EXTRACT PROVIDED ▸
The general statute of limitations in Maryland is three years from the date the cause of action accrues, except as otherwise provided. Specialities, including contracts under seal, have a 12 year period of limitations pursuant to Section 5-102 of the Courts and Judicial Proceedings Article of the Annotated Code of Maryland. Maryland deed of trust and note forms are generally sealed documents to which the 12 year period applies. In the 2014 session, the Maryland General Assembly amended this section to state that the 12 year period does not apply to "(a) deed of trust, mortgage, or promissory note that has been signed under seal and secures or is secured by owner- occupied residential property, as defined in Section 7-105.1 of the Real Property Article." The transition provisions of the statute gave anyone who had such a sealed instrument at the time of enactment until July 1, 2017 to institute an action.

Further, a servicer will be unable to use traditional methods to revive a debt which is subject to the statute of limitations. As of October 1, 2016, Section 5-1202 of the Courts Article will provide that any creditor of consumer debt may not initiate a collection action of a consumer debt after the expiration of the statute of limitations applicable to the action and that, once the statute of limitations has passed, any subsequent payment, or written or oral affirmation of the debt or any other activity on the debt may not revive or extend the statute of limitations.

Historically, there has been no statute of limitations for mortgage foreclosures in Maryland because in equity, "it is deemed unjust to consider anyone as the absolute legal owner of property which he has purchased, but has not paid for." In Cunningham v. Davidoff, 188 Md. 437, 53 A.2d 777 (1947), Mrs. Davidoff filed a complaint stating that she had granted a mortgage more than 20 years before and had made no payments on it. Twenty years is the limitations statute in Maryland for real property actions. She had demanded a release and Mr. Cunningham refused to provide it. She asked the court to release the lien of the mortgage and enjoin its foreclosure. She won her claim in the trial court and Mr. Cunningham appealed.

The Court of Appeals reversed the trial court's decision. The court held there is no statute of limitations in Maryland applicable to foreclosure of mortgages; that laches does not apply in a proceeding to foreclose an old and stale mortgage, and that while there is a presumption that an unreleased mortgage over 20 years old has been paid, it is a presumption that can be rebutted. Mrs. Davidoff was hoisted on her own petard because she alleged that no payments had been made, thereby overcoming the presumption of payment.

GOAL OF THE EXERCISE ▸ Quote verbatim the passage on Maryland's statute of limitations from "The Court of" to "presumption of payment.". The entries after this point are separate material from the text.

Listings of boxed layout items:
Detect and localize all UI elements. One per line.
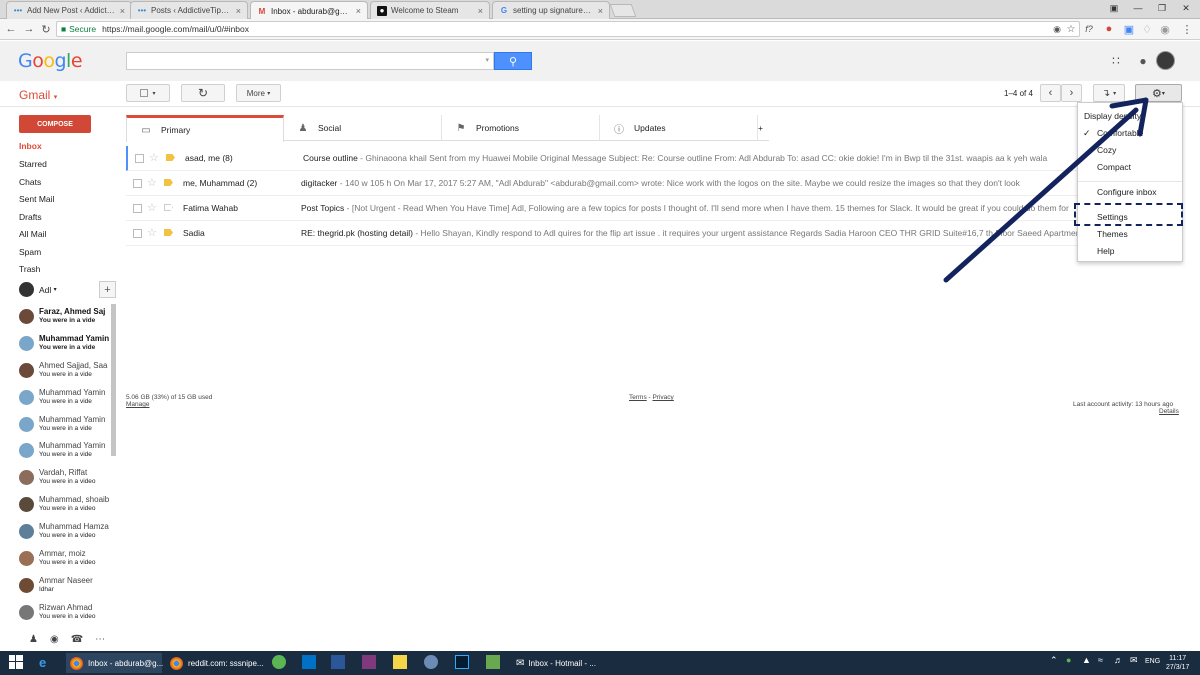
taskbar-app-hotmail[interactable]: ✉ Inbox - Hotmail - ...	[512, 653, 612, 673]
annotation-arrow-icon	[943, 97, 1149, 283]
language-indicator[interactable]: ENG	[1145, 658, 1160, 665]
chrome-icon	[70, 656, 83, 670]
onenote-icon[interactable]	[362, 655, 376, 669]
wifi-icon[interactable]: ≈	[1098, 655, 1112, 669]
tray-chevron-icon[interactable]: ⌃	[1050, 655, 1064, 669]
torrent-icon[interactable]	[272, 655, 286, 669]
clock[interactable]: 11:17 27/3/17	[1166, 654, 1189, 672]
tray-icon[interactable]: ●	[1066, 655, 1080, 669]
taskbar-app-chrome-gmail[interactable]: Inbox - abdurab@g...	[66, 653, 163, 673]
evernote-icon[interactable]	[486, 655, 500, 669]
volume-icon[interactable]: ♬	[1114, 655, 1128, 669]
windows-taskbar: e Inbox - abdurab@g... reddit.com: sssni…	[0, 651, 1200, 675]
network-icon[interactable]: ▲	[1082, 655, 1096, 669]
chrome-icon	[170, 656, 183, 670]
outlook-icon[interactable]	[302, 655, 316, 669]
photoshop-icon[interactable]	[455, 655, 469, 669]
notification-icon[interactable]: ✉	[1130, 655, 1144, 669]
edge-icon[interactable]: e	[39, 655, 53, 670]
word-icon[interactable]	[331, 655, 345, 669]
sticky-notes-icon[interactable]	[393, 655, 407, 669]
mail-icon: ✉	[516, 657, 525, 669]
taskbar-app-chrome-reddit[interactable]: reddit.com: sssnipe...	[166, 653, 264, 673]
app-icon[interactable]	[424, 655, 438, 669]
windows-start-icon[interactable]	[9, 655, 23, 669]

OUTPUT BELOW ▸
The Court of Appeals reversed the trial court's decision. The court held there is no statute of limitations in Maryland applicable to foreclosure of mortgages; that laches does not apply in a proceeding to foreclose an old and stale mortgage, and that while there is a presumption that an unreleased mortgage over 20 years old has been paid, it is a presumption that can be rebutted. Mrs. Davidoff was hoisted on her own petard because she alleged that no payments had been made, thereby overcoming the presumption of payment.